> _OBJECTIVE_: Copy out all the records exactly.

> _INFORMATION PROVIDED_:
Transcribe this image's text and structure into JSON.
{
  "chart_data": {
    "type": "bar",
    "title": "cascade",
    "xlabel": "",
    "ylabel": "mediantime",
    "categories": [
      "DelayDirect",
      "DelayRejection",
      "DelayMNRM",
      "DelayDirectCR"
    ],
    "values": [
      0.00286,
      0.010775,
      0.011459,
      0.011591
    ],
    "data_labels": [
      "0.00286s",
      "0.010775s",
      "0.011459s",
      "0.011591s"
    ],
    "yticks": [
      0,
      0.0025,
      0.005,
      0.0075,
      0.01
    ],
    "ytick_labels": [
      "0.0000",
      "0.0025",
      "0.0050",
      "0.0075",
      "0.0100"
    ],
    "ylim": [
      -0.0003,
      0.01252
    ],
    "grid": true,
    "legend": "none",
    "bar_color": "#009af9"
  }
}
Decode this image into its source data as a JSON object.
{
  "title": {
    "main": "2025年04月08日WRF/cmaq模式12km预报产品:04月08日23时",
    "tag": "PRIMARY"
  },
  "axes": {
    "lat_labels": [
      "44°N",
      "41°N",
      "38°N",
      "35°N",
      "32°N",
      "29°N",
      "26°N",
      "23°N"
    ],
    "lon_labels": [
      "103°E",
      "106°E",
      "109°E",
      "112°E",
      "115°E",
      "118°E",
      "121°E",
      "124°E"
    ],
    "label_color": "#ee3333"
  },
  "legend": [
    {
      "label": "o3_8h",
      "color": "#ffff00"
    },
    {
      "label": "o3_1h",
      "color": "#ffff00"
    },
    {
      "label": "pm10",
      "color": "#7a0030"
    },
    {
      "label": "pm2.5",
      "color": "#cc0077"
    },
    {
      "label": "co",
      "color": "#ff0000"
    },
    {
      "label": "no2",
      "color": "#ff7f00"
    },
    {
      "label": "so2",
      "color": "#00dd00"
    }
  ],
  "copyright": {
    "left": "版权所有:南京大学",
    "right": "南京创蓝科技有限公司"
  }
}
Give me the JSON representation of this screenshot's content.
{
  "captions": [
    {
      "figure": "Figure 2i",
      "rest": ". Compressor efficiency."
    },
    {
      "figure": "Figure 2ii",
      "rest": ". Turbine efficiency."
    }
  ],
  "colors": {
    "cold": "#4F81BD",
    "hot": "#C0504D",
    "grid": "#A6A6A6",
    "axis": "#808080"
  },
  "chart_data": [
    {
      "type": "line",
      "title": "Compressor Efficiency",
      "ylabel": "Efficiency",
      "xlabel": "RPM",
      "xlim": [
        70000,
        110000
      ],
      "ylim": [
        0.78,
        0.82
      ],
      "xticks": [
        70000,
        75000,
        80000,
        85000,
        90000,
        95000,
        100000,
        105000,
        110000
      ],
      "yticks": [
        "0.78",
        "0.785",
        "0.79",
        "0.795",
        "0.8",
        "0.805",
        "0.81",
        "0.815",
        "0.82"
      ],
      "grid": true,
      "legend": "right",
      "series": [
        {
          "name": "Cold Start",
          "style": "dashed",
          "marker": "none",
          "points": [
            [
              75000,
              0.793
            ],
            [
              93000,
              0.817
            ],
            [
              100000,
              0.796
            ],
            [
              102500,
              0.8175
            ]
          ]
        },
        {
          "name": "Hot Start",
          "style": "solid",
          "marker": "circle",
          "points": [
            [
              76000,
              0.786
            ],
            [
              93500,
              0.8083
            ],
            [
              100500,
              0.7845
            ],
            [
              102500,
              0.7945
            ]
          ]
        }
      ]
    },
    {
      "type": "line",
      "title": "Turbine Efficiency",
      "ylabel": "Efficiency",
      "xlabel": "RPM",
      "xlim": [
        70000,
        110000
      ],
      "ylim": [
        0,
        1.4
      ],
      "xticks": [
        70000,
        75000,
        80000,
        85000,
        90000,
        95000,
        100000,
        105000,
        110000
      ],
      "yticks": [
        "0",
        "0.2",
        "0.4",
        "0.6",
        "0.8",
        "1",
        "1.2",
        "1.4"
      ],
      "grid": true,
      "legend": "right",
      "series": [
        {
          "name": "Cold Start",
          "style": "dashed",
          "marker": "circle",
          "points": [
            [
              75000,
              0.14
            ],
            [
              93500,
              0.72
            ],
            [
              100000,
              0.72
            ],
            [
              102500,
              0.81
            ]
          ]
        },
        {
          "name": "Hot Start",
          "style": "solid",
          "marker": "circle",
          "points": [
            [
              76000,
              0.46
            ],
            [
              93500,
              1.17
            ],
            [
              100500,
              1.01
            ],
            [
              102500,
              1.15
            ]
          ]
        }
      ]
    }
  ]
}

> _EXERCISE RESPONSE_:
Transcribe this image's text and structure into JSON.
{
  "chart_data": {
    "type": "bar",
    "title": "cascade",
    "xlabel": "",
    "ylabel": "mediantime",
    "categories": [
      "DelayDirect",
      "DelayRejection",
      "DelayMNRM",
      "DelayDirectCR"
    ],
    "values": [
      0.00286,
      0.010775,
      0.011459,
      0.011591
    ],
    "data_labels": [
      "0.00286s",
      "0.010775s",
      "0.011459s",
      "0.011591s"
    ],
    "yticks": [
      0,
      0.0025,
      0.005,
      0.0075,
      0.01
    ],
    "ytick_labels": [
      "0.0000",
      "0.0025",
      "0.0050",
      "0.0075",
      "0.0100"
    ],
    "ylim": [
      -0.0003,
      0.01252
    ],
    "grid": true,
    "legend": "none",
    "bar_color": "#009af9"
  }
}
Decode this image into its source data as a JSON object.
{
  "title": {
    "main": "2025年04月08日WRF/cmaq模式12km预报产品:04月08日23时",
    "tag": "PRIMARY"
  },
  "axes": {
    "lat_labels": [
      "44°N",
      "41°N",
      "38°N",
      "35°N",
      "32°N",
      "29°N",
      "26°N",
      "23°N"
    ],
    "lon_labels": [
      "103°E",
      "106°E",
      "109°E",
      "112°E",
      "115°E",
      "118°E",
      "121°E",
      "124°E"
    ],
    "label_color": "#ee3333"
  },
  "legend": [
    {
      "label": "o3_8h",
      "color": "#ffff00"
    },
    {
      "label": "o3_1h",
      "color": "#ffff00"
    },
    {
      "label": "pm10",
      "color": "#7a0030"
    },
    {
      "label": "pm2.5",
      "color": "#cc0077"
    },
    {
      "label": "co",
      "color": "#ff0000"
    },
    {
      "label": "no2",
      "color": "#ff7f00"
    },
    {
      "label": "so2",
      "color": "#00dd00"
    }
  ],
  "copyright": {
    "left": "版权所有:南京大学",
    "right": "南京创蓝科技有限公司"
  }
}
Give me the JSON representation of this screenshot's content.
{
  "captions": [
    {
      "figure": "Figure 2i",
      "rest": ". Compressor efficiency."
    },
    {
      "figure": "Figure 2ii",
      "rest": ". Turbine efficiency."
    }
  ],
  "colors": {
    "cold": "#4F81BD",
    "hot": "#C0504D",
    "grid": "#A6A6A6",
    "axis": "#808080"
  },
  "chart_data": [
    {
      "type": "line",
      "title": "Compressor Efficiency",
      "ylabel": "Efficiency",
      "xlabel": "RPM",
      "xlim": [
        70000,
        110000
      ],
      "ylim": [
        0.78,
        0.82
      ],
      "xticks": [
        70000,
        75000,
        80000,
        85000,
        90000,
        95000,
        100000,
        105000,
        110000
      ],
      "yticks": [
        "0.78",
        "0.785",
        "0.79",
        "0.795",
        "0.8",
        "0.805",
        "0.81",
        "0.815",
        "0.82"
      ],
      "grid": true,
      "legend": "right",
      "series": [
        {
          "name": "Cold Start",
          "style": "dashed",
          "marker": "none",
          "points": [
            [
              75000,
              0.793
            ],
            [
              93000,
              0.817
            ],
            [
              100000,
              0.796
            ],
            [
              102500,
              0.8175
            ]
          ]
        },
        {
          "name": "Hot Start",
          "style": "solid",
          "marker": "circle",
          "points": [
            [
              76000,
              0.786
            ],
            [
              93500,
              0.8083
            ],
            [
              100500,
              0.7845
            ],
            [
              102500,
              0.7945
            ]
          ]
        }
      ]
    },
    {
      "type": "line",
      "title": "Turbine Efficiency",
      "ylabel": "Efficiency",
      "xlabel": "RPM",
      "xlim": [
        70000,
        110000
      ],
      "ylim": [
        0,
        1.4
      ],
      "xticks": [
        70000,
        75000,
        80000,
        85000,
        90000,
        95000,
        100000,
        105000,
        110000
      ],
      "yticks": [
        "0",
        "0.2",
        "0.4",
        "0.6",
        "0.8",
        "1",
        "1.2",
        "1.4"
      ],
      "grid": true,
      "legend": "right",
      "series": [
        {
          "name": "Cold Start",
          "style": "dashed",
          "marker": "circle",
          "points": [
            [
              75000,
              0.14
            ],
            [
              93500,
              0.72
            ],
            [
              100000,
              0.72
            ],
            [
              102500,
              0.81
            ]
          ]
        },
        {
          "name": "Hot Start",
          "style": "solid",
          "marker": "circle",
          "points": [
            [
              76000,
              0.46
            ],
            [
              93500,
              1.17
            ],
            [
              100500,
              1.01
            ],
            [
              102500,
              1.15
            ]
          ]
        }
      ]
    }
  ]
}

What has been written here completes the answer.